TASK PROMPT :: Search the records for the word "color" and pick out every line that has it.
-*-*-
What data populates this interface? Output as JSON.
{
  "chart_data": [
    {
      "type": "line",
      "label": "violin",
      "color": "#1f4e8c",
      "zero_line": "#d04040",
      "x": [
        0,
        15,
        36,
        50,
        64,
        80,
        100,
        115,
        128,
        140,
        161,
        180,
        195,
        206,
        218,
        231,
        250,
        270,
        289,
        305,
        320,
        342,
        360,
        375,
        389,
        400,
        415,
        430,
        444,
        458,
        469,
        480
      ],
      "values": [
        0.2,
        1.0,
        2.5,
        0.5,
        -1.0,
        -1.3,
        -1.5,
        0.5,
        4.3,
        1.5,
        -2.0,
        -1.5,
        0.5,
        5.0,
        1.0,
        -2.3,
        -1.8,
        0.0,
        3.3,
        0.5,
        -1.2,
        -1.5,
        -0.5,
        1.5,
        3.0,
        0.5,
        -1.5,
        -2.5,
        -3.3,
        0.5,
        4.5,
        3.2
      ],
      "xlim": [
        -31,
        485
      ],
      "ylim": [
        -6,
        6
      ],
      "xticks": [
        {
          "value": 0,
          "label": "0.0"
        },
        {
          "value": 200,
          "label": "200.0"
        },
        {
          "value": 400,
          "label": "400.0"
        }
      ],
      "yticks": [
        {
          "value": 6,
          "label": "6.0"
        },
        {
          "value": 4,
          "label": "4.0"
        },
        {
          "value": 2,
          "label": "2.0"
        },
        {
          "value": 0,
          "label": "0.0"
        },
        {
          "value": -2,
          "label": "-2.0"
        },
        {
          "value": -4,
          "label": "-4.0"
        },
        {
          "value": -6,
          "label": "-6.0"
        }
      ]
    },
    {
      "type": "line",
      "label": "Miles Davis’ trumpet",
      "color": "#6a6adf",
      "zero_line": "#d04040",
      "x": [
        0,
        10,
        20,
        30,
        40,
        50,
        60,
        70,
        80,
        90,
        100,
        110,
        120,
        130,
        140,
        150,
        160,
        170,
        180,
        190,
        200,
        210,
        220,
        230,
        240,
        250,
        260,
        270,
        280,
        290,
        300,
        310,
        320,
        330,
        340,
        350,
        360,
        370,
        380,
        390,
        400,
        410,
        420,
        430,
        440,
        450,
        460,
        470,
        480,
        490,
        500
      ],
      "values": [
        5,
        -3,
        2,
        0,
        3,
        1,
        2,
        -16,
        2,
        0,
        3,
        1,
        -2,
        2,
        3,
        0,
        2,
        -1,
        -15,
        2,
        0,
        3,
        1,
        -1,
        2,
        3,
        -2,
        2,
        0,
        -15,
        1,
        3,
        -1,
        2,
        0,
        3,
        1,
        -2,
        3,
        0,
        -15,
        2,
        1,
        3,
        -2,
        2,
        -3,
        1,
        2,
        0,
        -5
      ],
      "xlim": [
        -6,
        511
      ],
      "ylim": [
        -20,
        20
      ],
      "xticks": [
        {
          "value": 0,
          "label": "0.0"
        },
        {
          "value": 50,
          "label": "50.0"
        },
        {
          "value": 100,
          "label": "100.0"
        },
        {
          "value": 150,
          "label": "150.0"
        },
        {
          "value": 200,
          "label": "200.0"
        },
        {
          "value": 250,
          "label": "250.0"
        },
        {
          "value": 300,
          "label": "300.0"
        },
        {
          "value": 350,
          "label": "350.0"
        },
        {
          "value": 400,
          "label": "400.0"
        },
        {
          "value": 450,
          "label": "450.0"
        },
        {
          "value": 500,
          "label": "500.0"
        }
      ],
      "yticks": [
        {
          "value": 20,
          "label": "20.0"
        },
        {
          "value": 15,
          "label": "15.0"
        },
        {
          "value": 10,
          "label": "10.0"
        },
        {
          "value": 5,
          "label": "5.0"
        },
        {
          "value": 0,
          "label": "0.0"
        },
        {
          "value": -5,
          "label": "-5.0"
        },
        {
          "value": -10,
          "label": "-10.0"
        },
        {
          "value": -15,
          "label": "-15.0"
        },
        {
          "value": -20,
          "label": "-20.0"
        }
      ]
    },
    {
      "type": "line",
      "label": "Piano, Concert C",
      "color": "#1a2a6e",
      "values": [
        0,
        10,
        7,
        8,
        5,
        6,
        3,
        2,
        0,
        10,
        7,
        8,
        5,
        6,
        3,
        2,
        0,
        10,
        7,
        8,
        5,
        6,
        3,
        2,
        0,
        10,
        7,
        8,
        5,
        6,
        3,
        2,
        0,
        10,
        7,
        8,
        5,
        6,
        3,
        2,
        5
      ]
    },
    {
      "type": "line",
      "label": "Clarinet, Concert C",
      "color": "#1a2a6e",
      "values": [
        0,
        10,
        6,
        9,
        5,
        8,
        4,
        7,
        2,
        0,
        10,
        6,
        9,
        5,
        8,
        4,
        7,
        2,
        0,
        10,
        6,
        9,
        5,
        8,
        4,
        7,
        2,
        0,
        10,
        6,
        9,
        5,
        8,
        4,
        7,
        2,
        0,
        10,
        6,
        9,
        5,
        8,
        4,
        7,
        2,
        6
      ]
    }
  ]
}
-*-*-
IN RESPONSE ::
      "color": "#1f4e8c",
      "color": "#6a6adf",
      "color": "#1a2a6e",
      "color": "#1a2a6e",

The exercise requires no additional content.